• WHAT YOU SHOULD DO: Reproduce the whole listing, character for character.

• RECORDS SHOWN:

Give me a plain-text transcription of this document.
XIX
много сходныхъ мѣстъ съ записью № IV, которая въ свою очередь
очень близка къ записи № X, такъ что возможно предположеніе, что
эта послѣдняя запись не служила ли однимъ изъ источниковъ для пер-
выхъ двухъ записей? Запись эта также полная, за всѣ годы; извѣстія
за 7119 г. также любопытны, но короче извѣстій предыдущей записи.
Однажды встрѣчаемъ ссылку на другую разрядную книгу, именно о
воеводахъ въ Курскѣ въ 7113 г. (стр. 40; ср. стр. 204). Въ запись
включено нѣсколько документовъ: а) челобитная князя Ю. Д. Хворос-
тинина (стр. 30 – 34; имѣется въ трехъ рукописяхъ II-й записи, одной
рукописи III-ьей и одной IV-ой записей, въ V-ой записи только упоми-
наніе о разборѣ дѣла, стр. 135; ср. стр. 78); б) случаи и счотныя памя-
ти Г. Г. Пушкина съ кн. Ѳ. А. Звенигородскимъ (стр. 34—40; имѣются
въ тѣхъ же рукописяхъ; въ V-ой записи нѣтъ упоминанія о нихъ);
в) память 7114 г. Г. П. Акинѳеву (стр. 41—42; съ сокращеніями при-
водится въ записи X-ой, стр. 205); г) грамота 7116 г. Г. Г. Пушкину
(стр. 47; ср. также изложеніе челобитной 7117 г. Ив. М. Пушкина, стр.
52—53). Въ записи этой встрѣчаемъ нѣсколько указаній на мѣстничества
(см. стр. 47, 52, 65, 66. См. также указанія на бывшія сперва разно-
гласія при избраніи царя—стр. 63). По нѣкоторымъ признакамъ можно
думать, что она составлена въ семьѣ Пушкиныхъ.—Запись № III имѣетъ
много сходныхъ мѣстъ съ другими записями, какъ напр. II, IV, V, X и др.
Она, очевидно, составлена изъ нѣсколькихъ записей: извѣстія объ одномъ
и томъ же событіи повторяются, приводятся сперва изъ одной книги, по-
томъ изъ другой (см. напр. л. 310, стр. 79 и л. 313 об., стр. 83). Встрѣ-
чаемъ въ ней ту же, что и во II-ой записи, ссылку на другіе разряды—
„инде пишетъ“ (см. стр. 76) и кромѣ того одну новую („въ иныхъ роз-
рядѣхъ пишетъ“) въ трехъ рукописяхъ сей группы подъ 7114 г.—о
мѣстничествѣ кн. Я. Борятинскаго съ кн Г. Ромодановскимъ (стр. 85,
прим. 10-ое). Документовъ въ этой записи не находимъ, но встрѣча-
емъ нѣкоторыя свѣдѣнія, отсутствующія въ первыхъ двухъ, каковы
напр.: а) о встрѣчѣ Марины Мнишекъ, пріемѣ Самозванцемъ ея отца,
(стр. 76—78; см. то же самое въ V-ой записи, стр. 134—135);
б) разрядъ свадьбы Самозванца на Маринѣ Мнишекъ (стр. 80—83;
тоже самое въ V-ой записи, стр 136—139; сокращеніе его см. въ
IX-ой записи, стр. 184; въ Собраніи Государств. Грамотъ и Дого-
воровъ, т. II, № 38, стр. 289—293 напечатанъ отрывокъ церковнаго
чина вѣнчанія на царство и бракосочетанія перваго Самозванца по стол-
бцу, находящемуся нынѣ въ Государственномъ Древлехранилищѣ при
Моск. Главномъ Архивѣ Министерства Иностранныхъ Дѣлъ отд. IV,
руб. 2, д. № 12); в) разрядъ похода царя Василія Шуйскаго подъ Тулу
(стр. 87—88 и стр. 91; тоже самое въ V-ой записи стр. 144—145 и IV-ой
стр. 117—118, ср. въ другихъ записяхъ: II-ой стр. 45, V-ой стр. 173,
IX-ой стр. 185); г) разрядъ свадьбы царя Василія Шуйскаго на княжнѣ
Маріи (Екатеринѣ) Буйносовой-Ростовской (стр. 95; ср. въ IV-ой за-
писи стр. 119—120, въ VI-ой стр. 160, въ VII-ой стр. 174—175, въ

• TASK SOLUTION:
Give me a plain-text transcription of this document.
XIX
много сходныхъ мѣстъ съ записью № IV, которая въ свою очередь
очень близка къ записи № X, такъ что возможно предположеніе, что
эта послѣдняя запись не служила ли однимъ изъ источниковъ для пер-
выхъ двухъ записей? Запись эта также полная, за всѣ годы; извѣстія
за 7119 г. также любопытны, но короче извѣстій предыдущей записи.
Однажды встрѣчаемъ ссылку на другую разрядную книгу, именно о
воеводахъ въ Курскѣ въ 7113 г. (стр. 40; ср. стр. 204). Въ запись
включено нѣсколько документовъ: а) челобитная князя Ю. Д. Хворос-
тинина (стр. 30 – 34; имѣется въ трехъ рукописяхъ II-й записи, одной
рукописи III-ьей и одной IV-ой записей, въ V-ой записи только упоми-
наніе о разборѣ дѣла, стр. 135; ср. стр. 78); б) случаи и счотныя памя-
ти Г. Г. Пушкина съ кн. Ѳ. А. Звенигородскимъ (стр. 34—40; имѣются
въ тѣхъ же рукописяхъ; въ V-ой записи нѣтъ упоминанія о нихъ);
в) память 7114 г. Г. П. Акинѳеву (стр. 41—42; съ сокращеніями при-
водится въ записи X-ой, стр. 205); г) грамота 7116 г. Г. Г. Пушкину
(стр. 47; ср. также изложеніе челобитной 7117 г. Ив. М. Пушкина, стр.
52—53). Въ записи этой встрѣчаемъ нѣсколько указаній на мѣстничества
(см. стр. 47, 52, 65, 66. См. также указанія на бывшія сперва разно-
гласія при избраніи царя—стр. 63). По нѣкоторымъ признакамъ можно
думать, что она составлена въ семьѣ Пушкиныхъ.—Запись № III имѣетъ
много сходныхъ мѣстъ съ другими записями, какъ напр. II, IV, V, X и др.
Она, очевидно, составлена изъ нѣсколькихъ записей: извѣстія объ одномъ
и томъ же событіи повторяются, приводятся сперва изъ одной книги, по-
томъ изъ другой (см. напр. л. 310, стр. 79 и л. 313 об., стр. 83). Встрѣ-
чаемъ въ ней ту же, что и во II-ой записи, ссылку на другіе разряды—
„инде пишетъ“ (см. стр. 76) и кромѣ того одну новую („въ иныхъ роз-
рядѣхъ пишетъ“) въ трехъ рукописяхъ сей группы подъ 7114 г.—о
мѣстничествѣ кн. Я. Борятинскаго съ кн Г. Ромодановскимъ (стр. 85,
прим. 10-ое). Документовъ въ этой записи не находимъ, но встрѣча-
емъ нѣкоторыя свѣдѣнія, отсутствующія въ первыхъ двухъ, каковы
напр.: а) о встрѣчѣ Марины Мнишекъ, пріемѣ Самозванцемъ ея отца,
(стр. 76—78; см. то же самое въ V-ой записи, стр. 134—135);
б) разрядъ свадьбы Самозванца на Маринѣ Мнишекъ (стр. 80—83;
тоже самое въ V-ой записи, стр 136—139; сокращеніе его см. въ
IX-ой записи, стр. 184; въ Собраніи Государств. Грамотъ и Дого-
воровъ, т. II, № 38, стр. 289—293 напечатанъ отрывокъ церковнаго
чина вѣнчанія на царство и бракосочетанія перваго Самозванца по стол-
бцу, находящемуся нынѣ въ Государственномъ Древлехранилищѣ при
Моск. Главномъ Архивѣ Министерства Иностранныхъ Дѣлъ отд. IV,
руб. 2, д. № 12); в) разрядъ похода царя Василія Шуйскаго подъ Тулу
(стр. 87—88 и стр. 91; тоже самое въ V-ой записи стр. 144—145 и IV-ой
стр. 117—118, ср. въ другихъ записяхъ: II-ой стр. 45, V-ой стр. 173,
IX-ой стр. 185); г) разрядъ свадьбы царя Василія Шуйскаго на княжнѣ
Маріи (Екатеринѣ) Буйносовой-Ростовской (стр. 95; ср. въ IV-ой за-
писи стр. 119—120, въ VI-ой стр. 160, въ VII-ой стр. 174—175, въ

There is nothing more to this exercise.